> [Instruction]: Go through the lines below and copy each one that holds the string "Βενιαμίν".

* Start *

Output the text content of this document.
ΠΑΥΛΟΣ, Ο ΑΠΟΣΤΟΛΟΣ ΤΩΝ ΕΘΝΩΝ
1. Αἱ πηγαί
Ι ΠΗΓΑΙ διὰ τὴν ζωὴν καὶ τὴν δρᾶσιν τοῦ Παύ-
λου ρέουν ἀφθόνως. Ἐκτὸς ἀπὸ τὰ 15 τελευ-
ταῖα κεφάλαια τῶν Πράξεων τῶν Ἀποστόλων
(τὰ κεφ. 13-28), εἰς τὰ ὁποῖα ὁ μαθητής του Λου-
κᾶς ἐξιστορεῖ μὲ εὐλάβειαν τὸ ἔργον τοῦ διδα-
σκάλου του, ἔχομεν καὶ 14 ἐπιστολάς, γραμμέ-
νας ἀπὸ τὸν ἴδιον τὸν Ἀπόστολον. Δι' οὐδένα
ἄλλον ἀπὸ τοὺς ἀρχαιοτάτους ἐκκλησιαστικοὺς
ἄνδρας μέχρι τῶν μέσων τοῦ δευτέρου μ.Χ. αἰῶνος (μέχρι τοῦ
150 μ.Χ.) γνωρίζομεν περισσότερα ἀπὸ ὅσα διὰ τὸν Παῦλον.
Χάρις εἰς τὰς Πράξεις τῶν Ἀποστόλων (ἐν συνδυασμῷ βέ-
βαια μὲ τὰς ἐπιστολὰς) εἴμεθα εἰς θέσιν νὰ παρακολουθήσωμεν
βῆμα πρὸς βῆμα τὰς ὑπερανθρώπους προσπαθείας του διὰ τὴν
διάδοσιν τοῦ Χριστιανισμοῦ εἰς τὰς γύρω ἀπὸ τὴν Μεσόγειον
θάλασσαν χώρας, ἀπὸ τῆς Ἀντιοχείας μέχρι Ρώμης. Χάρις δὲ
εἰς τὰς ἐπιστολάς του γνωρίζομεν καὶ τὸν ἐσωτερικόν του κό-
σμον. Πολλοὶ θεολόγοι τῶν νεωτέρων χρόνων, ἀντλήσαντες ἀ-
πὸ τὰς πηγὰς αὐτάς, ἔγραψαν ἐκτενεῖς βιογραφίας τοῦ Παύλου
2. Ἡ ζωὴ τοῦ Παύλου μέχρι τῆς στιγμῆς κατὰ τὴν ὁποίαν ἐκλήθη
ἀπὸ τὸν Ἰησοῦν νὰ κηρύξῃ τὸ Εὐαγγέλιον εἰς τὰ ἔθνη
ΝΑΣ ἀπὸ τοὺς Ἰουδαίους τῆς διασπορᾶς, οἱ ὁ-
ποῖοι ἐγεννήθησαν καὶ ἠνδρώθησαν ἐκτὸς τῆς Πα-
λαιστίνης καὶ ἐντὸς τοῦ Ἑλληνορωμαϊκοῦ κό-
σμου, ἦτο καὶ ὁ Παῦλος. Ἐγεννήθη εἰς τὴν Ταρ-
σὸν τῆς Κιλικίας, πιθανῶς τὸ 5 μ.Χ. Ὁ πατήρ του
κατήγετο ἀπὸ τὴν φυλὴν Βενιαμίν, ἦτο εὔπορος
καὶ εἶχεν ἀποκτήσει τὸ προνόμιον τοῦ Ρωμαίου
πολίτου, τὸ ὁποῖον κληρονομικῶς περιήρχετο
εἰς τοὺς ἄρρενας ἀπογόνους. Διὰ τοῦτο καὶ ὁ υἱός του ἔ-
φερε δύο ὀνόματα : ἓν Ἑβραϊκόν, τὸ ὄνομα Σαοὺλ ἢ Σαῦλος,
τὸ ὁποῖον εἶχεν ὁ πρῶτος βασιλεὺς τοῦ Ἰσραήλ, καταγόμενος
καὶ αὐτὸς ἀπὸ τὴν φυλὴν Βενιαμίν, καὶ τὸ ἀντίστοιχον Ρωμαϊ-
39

* End *

> [Final result]:
κατήγετο ἀπὸ τὴν φυλὴν Βενιαμίν, ἦτο εὔπορος
καὶ αὐτὸς ἀπὸ τὴν φυλὴν Βενιαμίν, καὶ τὸ ἀντίστοιχον Ρωμαϊ-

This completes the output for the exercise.